++++ Material to process
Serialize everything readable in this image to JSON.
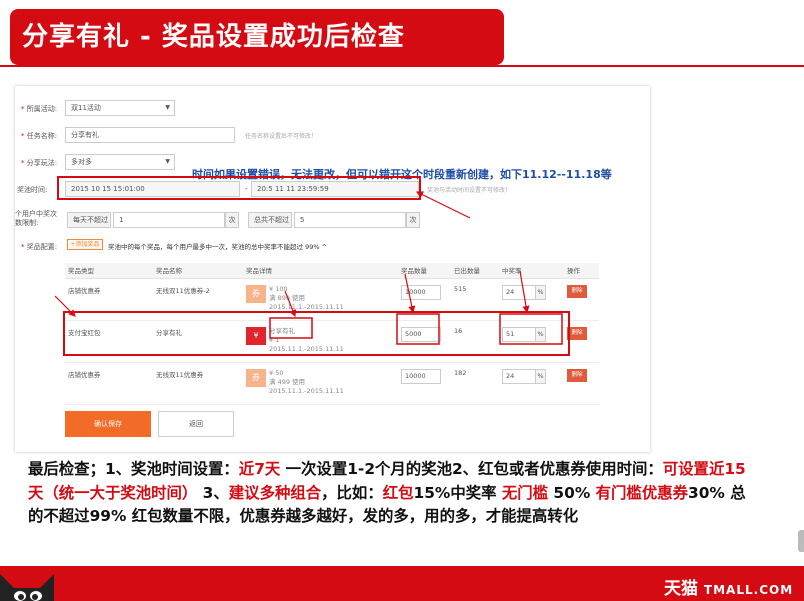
{
  "slide": {
    "title": "分享有礼 - 奖品设置成功后检查"
  },
  "form": {
    "activity_label": "所属活动:",
    "activity_value": "双11活动",
    "task_label": "任务名称:",
    "task_value": "分享有礼",
    "task_hint": "任务名称设置后不可修改！",
    "play_label": "分享玩法:",
    "play_value": "多对多",
    "time_label": "奖池时间:",
    "time_start": "2015 10 15 15:01:00",
    "time_sep": "-",
    "time_end": "20:5 11 11 23:59:59",
    "time_hint": "奖池与活动时间设置不可修改！",
    "limit_label": "个用户中奖次数限制:",
    "daily_label": "每天不超过",
    "daily_value": "1",
    "daily_unit": "次",
    "total_label": "总共不超过",
    "total_value": "5",
    "total_unit": "次",
    "prize_label": "奖品配置:",
    "add_button": "+添加奖品",
    "pool_note": "奖池中的每个奖品，每个用户最多中一次，奖池的总中奖率不能超过 99% ^"
  },
  "annotation": {
    "blue_note": "时间如果设置错误，无法更改，但可以错开这个时段重新创建，如下11.12--11.18等"
  },
  "table": {
    "headers": [
      "奖品类型",
      "奖品名称",
      "奖品详情",
      "奖品数量",
      "已出数量",
      "中奖率",
      "操作"
    ],
    "rows": [
      {
        "type": "店铺优惠券",
        "name": "无线双11优惠券-2",
        "thumb": "券",
        "detail": [
          "¥ 100",
          "满 899 使用",
          "2015.11.1.-2015.11.11"
        ],
        "qty": "10000",
        "issued": "515",
        "rate": "24",
        "pct": "%",
        "op": "删除"
      },
      {
        "type": "支付宝红包",
        "name": "分享有礼",
        "thumb": "¥",
        "detail": [
          "分享有礼",
          "¥ 1",
          "2015.11.1.-2015.11.11"
        ],
        "qty": "5000",
        "issued": "16",
        "rate": "51",
        "pct": "%",
        "op": "删除"
      },
      {
        "type": "店铺优惠券",
        "name": "无线双11优惠券",
        "thumb": "券",
        "detail": [
          "¥ 50",
          "满 499 使用",
          "2015.11.1.-2015.11.11"
        ],
        "qty": "10000",
        "issued": "182",
        "rate": "24",
        "pct": "%",
        "op": "删除"
      }
    ]
  },
  "buttons": {
    "save": "确认保存",
    "back": "返回"
  },
  "summary": {
    "p1": "最后检查；1、奖池时间设置：",
    "r1": "近7天",
    "p2": "  一次设置1-2个月的奖池2、红包或者优惠券使用时间：",
    "r2": "可设置近15天（统一大于奖池时间）",
    "p3": "  3、",
    "r3": "建议多种组合",
    "p4": "，比如：",
    "r4": "红包",
    "p5": "15%中奖率  ",
    "r5": "无门槛",
    "p6": " 50% ",
    "r6": "有门槛优惠券",
    "p7": "30% 总的不超过99%  红包数量不限，优惠券越多越好，发的多，用的多，才能提高转化"
  },
  "footer": {
    "brand_cn": "天猫",
    "brand_en": "TMALL.COM"
  },
  "colors": {
    "brand_red": "#d40b12",
    "annotation_blue": "#1f4ea8",
    "save_orange": "#f26b27"
  }
}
++++++++
What to do
Quote the full listing above word for word; exclude every picture from the copy.

Solution for this task
Serialize everything readable in this image to JSON.
{
  "slide": {
    "title": "分享有礼 - 奖品设置成功后检查"
  },
  "form": {
    "activity_label": "所属活动:",
    "activity_value": "双11活动",
    "task_label": "任务名称:",
    "task_value": "分享有礼",
    "task_hint": "任务名称设置后不可修改！",
    "play_label": "分享玩法:",
    "play_value": "多对多",
    "time_label": "奖池时间:",
    "time_start": "2015 10 15 15:01:00",
    "time_sep": "-",
    "time_end": "20:5 11 11 23:59:59",
    "time_hint": "奖池与活动时间设置不可修改！",
    "limit_label": "个用户中奖次数限制:",
    "daily_label": "每天不超过",
    "daily_value": "1",
    "daily_unit": "次",
    "total_label": "总共不超过",
    "total_value": "5",
    "total_unit": "次",
    "prize_label": "奖品配置:",
    "add_button": "+添加奖品",
    "pool_note": "奖池中的每个奖品，每个用户最多中一次，奖池的总中奖率不能超过 99% ^"
  },
  "annotation": {
    "blue_note": "时间如果设置错误，无法更改，但可以错开这个时段重新创建，如下11.12--11.18等"
  },
  "table": {
    "headers": [
      "奖品类型",
      "奖品名称",
      "奖品详情",
      "奖品数量",
      "已出数量",
      "中奖率",
      "操作"
    ],
    "rows": [
      {
        "type": "店铺优惠券",
        "name": "无线双11优惠券-2",
        "thumb": "券",
        "detail": [
          "¥ 100",
          "满 899 使用",
          "2015.11.1.-2015.11.11"
        ],
        "qty": "10000",
        "issued": "515",
        "rate": "24",
        "pct": "%",
        "op": "删除"
      },
      {
        "type": "支付宝红包",
        "name": "分享有礼",
        "thumb": "¥",
        "detail": [
          "分享有礼",
          "¥ 1",
          "2015.11.1.-2015.11.11"
        ],
        "qty": "5000",
        "issued": "16",
        "rate": "51",
        "pct": "%",
        "op": "删除"
      },
      {
        "type": "店铺优惠券",
        "name": "无线双11优惠券",
        "thumb": "券",
        "detail": [
          "¥ 50",
          "满 499 使用",
          "2015.11.1.-2015.11.11"
        ],
        "qty": "10000",
        "issued": "182",
        "rate": "24",
        "pct": "%",
        "op": "删除"
      }
    ]
  },
  "buttons": {
    "save": "确认保存",
    "back": "返回"
  },
  "summary": {
    "p1": "最后检查；1、奖池时间设置：",
    "r1": "近7天",
    "p2": "  一次设置1-2个月的奖池2、红包或者优惠券使用时间：",
    "r2": "可设置近15天（统一大于奖池时间）",
    "p3": "  3、",
    "r3": "建议多种组合",
    "p4": "，比如：",
    "r4": "红包",
    "p5": "15%中奖率  ",
    "r5": "无门槛",
    "p6": " 50% ",
    "r6": "有门槛优惠券",
    "p7": "30% 总的不超过99%  红包数量不限，优惠券越多越好，发的多，用的多，才能提高转化"
  },
  "footer": {
    "brand_cn": "天猫",
    "brand_en": "TMALL.COM"
  },
  "colors": {
    "brand_red": "#d40b12",
    "annotation_blue": "#1f4ea8",
    "save_orange": "#f26b27"
  }
}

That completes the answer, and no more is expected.